▶ [WHAT TO WORK ON] Using the entries that follow, collect the lines where the word "report" appears.
• • •
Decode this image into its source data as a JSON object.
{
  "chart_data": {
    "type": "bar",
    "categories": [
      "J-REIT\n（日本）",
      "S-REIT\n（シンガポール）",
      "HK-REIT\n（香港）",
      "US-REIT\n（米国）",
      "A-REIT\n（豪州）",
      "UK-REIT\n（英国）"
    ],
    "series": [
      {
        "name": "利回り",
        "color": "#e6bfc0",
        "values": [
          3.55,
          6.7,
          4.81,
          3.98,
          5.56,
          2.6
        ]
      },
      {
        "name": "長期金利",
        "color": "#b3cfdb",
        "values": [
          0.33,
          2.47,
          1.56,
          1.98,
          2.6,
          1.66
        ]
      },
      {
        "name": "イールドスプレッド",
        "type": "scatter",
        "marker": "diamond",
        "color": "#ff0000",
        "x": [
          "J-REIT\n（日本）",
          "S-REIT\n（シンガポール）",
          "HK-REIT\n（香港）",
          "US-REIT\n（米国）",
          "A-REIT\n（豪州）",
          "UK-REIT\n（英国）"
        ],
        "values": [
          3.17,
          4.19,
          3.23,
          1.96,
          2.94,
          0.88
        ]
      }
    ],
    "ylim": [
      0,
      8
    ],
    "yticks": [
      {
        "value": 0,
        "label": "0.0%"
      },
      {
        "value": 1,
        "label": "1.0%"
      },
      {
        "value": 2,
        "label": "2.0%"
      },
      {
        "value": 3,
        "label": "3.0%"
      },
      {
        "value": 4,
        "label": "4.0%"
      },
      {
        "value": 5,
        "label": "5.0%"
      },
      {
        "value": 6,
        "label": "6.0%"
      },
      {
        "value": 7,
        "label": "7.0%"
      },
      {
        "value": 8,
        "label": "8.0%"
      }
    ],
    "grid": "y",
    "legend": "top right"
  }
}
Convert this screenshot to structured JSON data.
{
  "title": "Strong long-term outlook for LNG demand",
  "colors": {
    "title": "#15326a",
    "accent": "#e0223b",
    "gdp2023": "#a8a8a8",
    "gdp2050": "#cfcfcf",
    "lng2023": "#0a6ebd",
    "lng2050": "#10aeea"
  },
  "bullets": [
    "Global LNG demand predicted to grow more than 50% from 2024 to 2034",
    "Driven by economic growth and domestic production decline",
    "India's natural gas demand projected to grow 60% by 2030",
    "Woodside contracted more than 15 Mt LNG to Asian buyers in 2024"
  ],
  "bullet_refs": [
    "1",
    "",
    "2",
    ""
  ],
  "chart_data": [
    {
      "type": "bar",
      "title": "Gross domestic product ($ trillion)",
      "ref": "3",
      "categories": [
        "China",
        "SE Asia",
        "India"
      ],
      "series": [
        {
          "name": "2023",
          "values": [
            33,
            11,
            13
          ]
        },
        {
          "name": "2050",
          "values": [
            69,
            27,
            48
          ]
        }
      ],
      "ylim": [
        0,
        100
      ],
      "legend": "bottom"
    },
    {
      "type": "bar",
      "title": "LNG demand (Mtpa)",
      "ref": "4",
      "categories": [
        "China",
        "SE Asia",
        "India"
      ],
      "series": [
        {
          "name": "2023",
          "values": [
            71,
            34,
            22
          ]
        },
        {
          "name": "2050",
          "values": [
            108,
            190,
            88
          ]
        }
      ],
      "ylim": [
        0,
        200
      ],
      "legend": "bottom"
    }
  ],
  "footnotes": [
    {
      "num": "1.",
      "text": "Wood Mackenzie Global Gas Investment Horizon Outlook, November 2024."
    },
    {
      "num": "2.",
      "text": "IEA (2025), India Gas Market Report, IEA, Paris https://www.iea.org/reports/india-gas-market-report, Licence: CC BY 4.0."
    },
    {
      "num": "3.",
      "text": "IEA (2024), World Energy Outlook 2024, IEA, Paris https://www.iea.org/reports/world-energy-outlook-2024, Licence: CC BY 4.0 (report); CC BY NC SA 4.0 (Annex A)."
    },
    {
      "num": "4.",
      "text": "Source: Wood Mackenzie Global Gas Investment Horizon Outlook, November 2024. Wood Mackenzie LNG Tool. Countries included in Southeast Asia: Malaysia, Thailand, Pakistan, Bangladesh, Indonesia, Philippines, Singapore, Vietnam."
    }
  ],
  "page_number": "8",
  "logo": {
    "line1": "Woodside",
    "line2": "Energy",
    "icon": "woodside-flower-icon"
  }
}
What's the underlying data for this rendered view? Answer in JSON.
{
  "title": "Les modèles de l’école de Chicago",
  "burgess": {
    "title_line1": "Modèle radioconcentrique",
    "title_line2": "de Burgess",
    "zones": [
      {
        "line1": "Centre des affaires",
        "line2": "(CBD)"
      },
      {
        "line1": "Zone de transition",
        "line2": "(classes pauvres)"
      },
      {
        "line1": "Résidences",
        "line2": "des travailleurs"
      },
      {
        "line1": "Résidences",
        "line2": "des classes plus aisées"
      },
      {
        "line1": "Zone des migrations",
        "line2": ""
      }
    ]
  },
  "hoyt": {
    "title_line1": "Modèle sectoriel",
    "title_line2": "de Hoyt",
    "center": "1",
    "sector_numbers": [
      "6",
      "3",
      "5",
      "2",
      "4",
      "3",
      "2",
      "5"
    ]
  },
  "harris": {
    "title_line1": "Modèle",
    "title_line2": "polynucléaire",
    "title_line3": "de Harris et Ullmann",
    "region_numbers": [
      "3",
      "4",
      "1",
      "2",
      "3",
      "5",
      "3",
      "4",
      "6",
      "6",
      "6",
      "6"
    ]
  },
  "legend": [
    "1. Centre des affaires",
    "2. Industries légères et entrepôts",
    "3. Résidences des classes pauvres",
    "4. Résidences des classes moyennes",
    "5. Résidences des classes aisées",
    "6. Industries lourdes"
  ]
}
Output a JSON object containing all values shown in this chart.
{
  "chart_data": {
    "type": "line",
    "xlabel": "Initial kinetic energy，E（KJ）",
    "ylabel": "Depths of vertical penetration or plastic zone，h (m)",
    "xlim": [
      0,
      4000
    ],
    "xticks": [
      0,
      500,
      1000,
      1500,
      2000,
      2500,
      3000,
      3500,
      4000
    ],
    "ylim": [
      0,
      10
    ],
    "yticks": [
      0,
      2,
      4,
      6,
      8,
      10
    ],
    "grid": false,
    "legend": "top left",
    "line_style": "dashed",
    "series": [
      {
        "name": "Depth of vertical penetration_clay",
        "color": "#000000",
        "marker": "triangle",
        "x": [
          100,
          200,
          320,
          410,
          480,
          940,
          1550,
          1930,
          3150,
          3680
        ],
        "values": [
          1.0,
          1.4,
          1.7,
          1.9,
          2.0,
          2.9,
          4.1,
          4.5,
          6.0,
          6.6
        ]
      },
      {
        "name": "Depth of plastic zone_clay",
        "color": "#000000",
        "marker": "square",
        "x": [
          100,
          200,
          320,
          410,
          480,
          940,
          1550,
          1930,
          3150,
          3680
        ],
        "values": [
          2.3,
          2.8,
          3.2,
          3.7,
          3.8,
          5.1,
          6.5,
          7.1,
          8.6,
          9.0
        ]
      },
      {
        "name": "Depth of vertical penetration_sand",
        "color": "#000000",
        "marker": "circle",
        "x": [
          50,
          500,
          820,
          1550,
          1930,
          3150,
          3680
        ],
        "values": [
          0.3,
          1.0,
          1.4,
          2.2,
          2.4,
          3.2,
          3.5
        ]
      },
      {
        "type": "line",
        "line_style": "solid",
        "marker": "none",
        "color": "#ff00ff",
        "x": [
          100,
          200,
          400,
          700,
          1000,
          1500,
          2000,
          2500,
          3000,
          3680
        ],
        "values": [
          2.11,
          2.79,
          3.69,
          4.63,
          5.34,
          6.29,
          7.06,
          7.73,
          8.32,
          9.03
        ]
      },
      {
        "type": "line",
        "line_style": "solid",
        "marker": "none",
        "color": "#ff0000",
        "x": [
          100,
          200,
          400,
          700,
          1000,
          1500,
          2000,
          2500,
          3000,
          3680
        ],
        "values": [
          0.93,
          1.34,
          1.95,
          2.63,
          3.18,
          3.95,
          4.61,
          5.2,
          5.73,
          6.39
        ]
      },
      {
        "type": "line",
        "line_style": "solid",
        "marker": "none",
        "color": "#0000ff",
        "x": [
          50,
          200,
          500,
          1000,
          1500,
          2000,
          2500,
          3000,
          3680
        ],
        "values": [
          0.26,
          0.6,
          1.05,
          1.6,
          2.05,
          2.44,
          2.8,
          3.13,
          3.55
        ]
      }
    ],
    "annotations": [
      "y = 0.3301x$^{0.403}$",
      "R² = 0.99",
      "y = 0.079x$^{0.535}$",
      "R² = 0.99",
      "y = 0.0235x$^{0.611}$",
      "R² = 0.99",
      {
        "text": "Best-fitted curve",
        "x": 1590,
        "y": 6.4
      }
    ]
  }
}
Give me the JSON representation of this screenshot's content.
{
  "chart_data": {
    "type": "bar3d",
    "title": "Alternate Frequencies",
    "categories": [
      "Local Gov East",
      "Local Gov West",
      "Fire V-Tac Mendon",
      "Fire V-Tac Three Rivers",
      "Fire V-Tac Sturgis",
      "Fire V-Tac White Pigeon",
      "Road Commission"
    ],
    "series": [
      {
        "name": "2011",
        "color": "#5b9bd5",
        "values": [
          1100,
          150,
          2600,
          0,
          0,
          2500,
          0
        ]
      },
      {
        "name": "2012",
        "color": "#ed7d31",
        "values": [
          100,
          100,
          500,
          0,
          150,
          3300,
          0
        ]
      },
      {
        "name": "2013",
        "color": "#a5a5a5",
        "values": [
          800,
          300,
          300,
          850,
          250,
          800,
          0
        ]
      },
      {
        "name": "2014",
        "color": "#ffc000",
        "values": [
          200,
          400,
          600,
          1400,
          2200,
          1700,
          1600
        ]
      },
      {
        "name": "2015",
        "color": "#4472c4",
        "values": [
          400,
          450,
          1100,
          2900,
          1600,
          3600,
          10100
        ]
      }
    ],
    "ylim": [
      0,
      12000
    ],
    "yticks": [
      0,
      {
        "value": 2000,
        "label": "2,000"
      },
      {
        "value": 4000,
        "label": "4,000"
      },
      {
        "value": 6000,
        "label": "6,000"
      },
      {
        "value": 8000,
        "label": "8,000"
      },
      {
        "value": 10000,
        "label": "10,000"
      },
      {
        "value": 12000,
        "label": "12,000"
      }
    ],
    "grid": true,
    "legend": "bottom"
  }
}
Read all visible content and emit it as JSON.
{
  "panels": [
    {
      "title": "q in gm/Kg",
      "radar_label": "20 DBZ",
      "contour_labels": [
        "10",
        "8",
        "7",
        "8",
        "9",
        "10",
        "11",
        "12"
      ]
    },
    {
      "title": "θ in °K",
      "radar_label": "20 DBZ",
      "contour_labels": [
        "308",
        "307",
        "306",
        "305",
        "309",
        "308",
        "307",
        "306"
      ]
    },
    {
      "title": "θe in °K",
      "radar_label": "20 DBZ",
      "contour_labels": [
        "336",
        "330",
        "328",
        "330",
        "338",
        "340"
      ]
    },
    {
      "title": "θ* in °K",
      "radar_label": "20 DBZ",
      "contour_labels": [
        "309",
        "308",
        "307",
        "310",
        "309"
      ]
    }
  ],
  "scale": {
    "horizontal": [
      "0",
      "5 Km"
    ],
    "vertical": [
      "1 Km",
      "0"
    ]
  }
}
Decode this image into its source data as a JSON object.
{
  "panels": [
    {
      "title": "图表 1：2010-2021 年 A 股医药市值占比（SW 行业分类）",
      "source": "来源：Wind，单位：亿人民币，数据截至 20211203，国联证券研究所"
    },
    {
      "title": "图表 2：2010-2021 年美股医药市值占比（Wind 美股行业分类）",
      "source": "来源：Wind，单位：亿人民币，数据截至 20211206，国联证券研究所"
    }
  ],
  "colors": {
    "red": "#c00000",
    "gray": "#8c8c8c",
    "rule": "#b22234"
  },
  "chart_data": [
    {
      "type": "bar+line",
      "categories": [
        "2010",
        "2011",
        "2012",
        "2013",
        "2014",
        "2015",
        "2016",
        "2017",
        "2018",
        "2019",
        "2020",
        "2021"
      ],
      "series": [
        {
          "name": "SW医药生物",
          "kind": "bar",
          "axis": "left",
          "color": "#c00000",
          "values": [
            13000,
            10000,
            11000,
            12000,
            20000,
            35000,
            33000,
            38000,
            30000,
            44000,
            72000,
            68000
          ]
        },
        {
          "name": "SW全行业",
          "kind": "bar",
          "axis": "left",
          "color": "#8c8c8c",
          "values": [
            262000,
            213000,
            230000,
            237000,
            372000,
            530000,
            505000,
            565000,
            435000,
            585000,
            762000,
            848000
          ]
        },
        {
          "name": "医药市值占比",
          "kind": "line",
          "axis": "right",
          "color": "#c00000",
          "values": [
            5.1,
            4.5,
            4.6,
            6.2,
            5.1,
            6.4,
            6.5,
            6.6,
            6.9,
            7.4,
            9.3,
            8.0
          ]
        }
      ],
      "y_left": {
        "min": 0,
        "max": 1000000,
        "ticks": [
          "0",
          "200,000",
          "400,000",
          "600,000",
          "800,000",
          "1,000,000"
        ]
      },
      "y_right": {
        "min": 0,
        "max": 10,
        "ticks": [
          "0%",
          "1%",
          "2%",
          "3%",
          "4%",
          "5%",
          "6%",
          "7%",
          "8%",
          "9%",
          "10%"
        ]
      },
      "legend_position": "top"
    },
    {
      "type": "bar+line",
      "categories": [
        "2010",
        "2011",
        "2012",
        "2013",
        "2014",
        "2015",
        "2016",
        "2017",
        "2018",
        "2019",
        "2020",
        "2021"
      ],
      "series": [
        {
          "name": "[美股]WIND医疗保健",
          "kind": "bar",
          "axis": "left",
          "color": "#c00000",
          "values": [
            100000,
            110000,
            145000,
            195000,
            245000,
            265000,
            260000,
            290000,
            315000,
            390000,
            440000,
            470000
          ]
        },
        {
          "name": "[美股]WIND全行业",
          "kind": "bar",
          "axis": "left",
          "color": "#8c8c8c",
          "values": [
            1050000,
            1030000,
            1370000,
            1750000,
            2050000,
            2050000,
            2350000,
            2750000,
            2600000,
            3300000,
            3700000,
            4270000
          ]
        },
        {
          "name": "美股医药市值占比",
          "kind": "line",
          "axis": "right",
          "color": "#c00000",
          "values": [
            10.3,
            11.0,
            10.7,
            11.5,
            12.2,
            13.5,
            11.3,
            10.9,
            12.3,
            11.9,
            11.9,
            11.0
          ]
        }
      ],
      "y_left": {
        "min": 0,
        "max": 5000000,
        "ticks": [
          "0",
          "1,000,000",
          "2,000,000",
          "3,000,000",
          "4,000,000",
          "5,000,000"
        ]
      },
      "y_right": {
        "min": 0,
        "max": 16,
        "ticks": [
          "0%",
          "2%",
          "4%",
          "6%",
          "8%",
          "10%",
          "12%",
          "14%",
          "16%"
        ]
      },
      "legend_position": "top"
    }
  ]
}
• • •
▶ [EXERCISE RESPONSE]
      "text": "IEA (2025), India Gas Market Report, IEA, Paris https://www.iea.org/reports/india-gas-market-report, Licence: CC BY 4.0."
      "text": "IEA (2024), World Energy Outlook 2024, IEA, Paris https://www.iea.org/reports/world-energy-outlook-2024, Licence: CC BY 4.0 (report); CC BY NC SA 4.0 (Annex A)."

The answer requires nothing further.